> What you need to do: State the number of lines, and only that number, in which the word "ffffff" appears.

> Exercise input:

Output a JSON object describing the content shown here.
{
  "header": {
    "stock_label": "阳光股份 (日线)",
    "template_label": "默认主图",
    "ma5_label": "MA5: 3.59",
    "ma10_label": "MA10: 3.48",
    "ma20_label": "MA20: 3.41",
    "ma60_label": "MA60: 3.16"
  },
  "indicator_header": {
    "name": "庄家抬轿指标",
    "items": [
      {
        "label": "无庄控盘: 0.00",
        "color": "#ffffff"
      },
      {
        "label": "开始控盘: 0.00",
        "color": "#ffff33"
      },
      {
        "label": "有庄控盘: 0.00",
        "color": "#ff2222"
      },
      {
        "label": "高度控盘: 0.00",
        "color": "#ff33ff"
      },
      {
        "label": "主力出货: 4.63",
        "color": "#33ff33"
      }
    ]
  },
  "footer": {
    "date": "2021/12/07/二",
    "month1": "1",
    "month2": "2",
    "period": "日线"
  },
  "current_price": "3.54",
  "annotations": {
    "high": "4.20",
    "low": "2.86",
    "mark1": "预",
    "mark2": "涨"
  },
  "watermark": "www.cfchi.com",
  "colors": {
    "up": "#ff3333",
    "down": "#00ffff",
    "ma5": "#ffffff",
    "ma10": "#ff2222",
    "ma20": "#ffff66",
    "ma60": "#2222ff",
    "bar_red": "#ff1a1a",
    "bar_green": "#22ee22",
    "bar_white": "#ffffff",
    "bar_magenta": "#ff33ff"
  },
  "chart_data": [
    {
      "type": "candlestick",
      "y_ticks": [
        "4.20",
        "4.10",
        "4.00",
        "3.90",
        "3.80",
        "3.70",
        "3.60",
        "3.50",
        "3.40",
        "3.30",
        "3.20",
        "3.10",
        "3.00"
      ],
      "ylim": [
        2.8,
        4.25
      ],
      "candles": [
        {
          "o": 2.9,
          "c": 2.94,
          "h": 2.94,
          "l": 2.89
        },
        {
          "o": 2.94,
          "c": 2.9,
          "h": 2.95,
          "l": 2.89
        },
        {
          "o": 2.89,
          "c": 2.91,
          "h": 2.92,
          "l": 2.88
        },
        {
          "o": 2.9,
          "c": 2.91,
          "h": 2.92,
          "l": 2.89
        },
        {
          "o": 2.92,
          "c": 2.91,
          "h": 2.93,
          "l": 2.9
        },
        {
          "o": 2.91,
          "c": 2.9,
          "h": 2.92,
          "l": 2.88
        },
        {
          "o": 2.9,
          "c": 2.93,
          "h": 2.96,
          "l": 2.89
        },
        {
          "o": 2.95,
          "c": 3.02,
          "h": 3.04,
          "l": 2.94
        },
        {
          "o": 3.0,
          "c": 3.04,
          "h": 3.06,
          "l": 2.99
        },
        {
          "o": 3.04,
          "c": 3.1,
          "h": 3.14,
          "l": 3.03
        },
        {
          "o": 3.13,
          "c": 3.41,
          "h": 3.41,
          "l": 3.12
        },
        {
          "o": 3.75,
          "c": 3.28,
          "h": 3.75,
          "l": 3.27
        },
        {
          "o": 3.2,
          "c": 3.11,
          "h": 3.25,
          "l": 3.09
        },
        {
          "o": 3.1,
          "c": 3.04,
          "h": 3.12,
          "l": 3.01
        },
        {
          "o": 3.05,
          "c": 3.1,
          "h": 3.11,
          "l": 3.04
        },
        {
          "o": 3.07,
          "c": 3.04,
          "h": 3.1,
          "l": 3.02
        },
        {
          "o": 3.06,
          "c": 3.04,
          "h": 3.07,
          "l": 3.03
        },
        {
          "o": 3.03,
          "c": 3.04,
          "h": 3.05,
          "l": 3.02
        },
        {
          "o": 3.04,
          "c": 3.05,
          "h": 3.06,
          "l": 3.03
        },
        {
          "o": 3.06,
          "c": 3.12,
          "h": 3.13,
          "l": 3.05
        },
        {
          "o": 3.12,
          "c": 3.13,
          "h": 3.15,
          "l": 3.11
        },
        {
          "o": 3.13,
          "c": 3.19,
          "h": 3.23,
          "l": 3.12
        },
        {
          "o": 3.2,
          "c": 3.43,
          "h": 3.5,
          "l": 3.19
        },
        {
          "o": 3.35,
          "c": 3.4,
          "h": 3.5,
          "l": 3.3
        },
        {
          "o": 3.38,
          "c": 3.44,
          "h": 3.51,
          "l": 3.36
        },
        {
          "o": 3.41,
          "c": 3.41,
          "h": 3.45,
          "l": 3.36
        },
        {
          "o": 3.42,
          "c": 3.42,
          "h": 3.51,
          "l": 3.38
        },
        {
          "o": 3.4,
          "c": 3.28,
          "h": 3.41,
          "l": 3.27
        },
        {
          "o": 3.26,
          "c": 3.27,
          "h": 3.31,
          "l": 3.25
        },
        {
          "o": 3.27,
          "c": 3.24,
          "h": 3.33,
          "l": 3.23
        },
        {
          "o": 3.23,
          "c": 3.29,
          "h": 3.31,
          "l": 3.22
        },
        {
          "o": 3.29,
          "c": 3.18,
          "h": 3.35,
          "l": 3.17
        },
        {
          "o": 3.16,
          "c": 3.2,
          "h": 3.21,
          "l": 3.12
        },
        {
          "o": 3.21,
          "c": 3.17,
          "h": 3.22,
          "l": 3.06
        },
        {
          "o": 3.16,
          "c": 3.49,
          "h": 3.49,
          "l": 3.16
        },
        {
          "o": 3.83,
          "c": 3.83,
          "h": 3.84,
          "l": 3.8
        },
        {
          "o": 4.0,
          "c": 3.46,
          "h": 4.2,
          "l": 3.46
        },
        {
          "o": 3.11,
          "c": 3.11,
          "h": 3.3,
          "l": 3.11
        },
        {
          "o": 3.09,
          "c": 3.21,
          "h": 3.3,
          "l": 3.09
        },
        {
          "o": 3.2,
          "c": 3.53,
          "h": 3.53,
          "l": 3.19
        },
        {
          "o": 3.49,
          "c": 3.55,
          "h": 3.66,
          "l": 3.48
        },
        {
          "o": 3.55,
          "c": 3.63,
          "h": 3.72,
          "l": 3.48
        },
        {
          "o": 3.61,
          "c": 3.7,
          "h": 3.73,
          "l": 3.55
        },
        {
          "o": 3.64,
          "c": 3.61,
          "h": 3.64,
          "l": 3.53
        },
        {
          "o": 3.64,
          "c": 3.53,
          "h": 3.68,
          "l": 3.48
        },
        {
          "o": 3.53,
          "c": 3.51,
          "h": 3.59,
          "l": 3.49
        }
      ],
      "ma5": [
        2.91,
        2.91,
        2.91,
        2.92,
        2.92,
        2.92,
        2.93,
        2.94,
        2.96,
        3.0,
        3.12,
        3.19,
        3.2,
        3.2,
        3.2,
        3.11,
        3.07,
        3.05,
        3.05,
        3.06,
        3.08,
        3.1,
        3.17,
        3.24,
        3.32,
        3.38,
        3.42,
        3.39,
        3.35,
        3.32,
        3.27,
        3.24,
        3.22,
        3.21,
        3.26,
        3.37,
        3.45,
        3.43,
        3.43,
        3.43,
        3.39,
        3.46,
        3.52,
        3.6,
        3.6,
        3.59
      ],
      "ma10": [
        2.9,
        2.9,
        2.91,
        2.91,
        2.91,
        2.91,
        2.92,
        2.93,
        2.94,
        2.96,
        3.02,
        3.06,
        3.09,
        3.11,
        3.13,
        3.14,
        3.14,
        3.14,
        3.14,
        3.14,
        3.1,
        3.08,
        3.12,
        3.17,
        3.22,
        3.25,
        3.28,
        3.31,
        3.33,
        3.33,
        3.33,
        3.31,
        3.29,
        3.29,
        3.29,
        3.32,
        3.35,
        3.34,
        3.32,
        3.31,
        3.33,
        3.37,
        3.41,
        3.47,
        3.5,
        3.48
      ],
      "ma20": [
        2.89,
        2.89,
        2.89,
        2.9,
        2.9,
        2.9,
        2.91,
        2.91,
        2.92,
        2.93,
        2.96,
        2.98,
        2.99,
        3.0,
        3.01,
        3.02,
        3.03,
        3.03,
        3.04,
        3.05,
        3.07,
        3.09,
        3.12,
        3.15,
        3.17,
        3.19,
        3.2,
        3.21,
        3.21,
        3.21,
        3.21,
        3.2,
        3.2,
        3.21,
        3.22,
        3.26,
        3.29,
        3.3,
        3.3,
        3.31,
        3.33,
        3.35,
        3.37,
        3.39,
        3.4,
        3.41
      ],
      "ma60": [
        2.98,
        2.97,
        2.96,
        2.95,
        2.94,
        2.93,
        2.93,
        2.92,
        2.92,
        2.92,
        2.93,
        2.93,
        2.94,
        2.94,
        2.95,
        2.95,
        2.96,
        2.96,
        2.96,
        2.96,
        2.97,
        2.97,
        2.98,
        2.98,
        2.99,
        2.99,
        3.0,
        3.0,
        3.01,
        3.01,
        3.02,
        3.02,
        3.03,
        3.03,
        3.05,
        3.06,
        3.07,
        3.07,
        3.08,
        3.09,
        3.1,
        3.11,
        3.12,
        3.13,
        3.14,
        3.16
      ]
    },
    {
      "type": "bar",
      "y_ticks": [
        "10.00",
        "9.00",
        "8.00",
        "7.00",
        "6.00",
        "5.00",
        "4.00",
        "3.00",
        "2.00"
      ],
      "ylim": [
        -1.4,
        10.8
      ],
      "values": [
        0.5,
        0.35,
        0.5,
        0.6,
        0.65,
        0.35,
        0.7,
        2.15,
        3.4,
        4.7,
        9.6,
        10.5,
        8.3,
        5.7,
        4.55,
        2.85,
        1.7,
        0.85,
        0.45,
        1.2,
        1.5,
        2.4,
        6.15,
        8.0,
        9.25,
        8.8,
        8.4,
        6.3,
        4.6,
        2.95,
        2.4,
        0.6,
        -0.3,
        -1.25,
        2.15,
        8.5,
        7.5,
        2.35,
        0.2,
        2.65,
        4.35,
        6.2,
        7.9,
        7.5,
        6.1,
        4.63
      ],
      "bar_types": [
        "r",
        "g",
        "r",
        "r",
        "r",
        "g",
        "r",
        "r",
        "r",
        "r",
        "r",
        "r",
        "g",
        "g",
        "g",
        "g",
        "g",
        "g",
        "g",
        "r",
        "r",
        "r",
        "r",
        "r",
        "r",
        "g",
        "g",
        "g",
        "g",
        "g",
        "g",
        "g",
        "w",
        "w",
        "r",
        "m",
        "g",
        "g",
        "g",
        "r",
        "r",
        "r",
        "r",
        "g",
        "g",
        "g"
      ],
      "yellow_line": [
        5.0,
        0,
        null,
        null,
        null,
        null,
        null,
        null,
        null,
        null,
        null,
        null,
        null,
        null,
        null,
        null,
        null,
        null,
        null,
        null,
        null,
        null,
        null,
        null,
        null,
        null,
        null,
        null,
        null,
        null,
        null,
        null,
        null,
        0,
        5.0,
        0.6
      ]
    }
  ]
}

> Task solution: 3